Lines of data
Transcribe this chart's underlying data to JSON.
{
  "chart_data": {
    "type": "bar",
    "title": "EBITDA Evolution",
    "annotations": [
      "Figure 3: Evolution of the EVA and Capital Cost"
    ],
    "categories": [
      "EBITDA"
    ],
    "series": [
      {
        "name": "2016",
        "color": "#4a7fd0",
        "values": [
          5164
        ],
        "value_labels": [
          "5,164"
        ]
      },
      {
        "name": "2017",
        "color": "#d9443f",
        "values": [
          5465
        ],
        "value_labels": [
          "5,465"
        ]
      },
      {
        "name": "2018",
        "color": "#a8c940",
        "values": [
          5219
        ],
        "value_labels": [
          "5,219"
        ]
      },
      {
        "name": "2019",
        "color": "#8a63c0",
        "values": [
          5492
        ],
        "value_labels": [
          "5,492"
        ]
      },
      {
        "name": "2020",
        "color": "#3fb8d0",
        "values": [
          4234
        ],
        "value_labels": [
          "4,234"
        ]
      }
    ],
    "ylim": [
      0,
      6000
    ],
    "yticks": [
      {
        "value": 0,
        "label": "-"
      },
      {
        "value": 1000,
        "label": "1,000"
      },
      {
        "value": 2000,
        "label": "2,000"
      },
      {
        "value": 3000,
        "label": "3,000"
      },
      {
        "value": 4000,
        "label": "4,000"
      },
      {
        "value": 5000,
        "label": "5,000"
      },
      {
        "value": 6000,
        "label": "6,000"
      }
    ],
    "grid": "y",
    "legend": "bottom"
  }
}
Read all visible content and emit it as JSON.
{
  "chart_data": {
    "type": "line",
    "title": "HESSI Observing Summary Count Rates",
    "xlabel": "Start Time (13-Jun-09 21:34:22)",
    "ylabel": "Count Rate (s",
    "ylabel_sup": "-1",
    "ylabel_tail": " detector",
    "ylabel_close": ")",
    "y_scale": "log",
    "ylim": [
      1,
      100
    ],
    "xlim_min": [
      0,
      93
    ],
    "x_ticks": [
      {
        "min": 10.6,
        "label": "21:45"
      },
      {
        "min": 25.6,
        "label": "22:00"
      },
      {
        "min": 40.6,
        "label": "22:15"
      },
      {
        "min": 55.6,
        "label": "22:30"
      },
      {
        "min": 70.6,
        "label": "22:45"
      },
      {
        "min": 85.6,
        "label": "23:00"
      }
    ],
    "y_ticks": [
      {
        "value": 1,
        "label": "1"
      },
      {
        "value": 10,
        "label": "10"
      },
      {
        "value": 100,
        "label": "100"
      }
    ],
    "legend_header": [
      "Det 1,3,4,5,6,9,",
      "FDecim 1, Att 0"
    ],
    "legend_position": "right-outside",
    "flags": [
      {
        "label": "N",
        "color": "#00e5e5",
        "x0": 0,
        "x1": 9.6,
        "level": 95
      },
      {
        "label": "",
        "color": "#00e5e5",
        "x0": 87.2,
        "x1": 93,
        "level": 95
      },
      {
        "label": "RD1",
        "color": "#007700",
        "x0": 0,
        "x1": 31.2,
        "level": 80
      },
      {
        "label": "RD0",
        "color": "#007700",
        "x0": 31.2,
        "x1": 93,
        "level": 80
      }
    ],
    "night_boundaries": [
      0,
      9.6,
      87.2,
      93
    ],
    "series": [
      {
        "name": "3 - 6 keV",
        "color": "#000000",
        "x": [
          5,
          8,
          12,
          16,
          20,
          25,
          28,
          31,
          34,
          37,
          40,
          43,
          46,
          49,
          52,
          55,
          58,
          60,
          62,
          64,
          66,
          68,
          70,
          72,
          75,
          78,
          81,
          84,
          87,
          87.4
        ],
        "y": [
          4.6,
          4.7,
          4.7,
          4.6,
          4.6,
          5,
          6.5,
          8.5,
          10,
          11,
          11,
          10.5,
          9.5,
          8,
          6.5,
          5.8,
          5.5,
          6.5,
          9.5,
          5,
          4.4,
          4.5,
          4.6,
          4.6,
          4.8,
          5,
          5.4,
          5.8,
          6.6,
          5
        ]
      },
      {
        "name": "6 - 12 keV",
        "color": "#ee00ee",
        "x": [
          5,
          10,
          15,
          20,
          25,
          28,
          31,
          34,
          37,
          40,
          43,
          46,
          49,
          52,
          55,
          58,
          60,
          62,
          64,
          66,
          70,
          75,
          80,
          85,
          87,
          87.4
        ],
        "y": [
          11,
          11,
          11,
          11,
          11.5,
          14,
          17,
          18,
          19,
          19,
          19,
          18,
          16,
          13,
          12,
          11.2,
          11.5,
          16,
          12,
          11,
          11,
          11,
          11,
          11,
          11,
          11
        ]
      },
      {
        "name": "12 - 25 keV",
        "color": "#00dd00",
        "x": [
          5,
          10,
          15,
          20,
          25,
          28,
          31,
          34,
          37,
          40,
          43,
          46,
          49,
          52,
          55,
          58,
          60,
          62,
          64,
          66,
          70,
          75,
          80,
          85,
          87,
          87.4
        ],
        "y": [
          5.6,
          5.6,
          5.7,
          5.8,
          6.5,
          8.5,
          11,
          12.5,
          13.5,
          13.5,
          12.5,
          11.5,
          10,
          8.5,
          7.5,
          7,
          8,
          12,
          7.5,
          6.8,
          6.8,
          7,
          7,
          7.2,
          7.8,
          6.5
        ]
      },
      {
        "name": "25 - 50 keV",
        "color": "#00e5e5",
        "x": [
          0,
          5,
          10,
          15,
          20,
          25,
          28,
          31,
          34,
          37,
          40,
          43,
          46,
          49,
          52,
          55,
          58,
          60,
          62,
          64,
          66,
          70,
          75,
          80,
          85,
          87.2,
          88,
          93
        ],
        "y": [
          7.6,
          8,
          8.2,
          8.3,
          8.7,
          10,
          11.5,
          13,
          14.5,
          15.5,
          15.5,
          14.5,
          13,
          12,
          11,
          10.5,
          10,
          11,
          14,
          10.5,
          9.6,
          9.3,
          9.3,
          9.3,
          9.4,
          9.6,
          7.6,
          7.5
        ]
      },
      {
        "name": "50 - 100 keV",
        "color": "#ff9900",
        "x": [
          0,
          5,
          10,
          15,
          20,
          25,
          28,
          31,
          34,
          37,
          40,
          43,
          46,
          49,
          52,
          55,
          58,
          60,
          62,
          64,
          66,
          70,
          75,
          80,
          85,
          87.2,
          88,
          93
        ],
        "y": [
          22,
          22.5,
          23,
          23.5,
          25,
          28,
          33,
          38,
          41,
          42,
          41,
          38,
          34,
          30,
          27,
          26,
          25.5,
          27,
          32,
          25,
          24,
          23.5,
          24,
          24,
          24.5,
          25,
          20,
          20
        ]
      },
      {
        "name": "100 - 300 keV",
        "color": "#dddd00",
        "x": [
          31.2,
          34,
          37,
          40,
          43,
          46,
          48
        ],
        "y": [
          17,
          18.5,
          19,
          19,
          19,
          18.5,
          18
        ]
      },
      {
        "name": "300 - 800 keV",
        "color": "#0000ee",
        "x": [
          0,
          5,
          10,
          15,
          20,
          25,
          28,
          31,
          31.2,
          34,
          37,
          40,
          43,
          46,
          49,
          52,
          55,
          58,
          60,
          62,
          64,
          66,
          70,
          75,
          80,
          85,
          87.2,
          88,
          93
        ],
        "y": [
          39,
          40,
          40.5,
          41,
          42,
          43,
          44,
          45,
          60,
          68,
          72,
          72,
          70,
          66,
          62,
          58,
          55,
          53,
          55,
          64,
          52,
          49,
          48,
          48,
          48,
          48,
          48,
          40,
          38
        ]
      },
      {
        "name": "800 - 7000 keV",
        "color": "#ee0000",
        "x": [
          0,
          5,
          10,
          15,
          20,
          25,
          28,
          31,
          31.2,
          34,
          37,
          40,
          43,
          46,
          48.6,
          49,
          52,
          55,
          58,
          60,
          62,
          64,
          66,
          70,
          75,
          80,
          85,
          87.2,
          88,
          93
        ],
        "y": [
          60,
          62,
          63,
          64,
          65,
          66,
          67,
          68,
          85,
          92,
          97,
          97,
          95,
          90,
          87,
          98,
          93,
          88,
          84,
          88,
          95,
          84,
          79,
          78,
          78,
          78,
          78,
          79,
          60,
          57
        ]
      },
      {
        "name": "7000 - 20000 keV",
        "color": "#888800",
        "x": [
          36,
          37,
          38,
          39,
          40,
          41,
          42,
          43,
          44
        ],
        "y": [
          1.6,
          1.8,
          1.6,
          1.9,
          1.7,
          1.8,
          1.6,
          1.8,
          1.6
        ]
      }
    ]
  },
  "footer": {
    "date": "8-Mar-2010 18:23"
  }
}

- EXERCISE TASK: Copy out every line from the data above that has "Evolution" in it.

- FINISHED TASK:
    "title": "EBITDA Evolution",
      "Figure 3: Evolution of the EVA and Capital Cost"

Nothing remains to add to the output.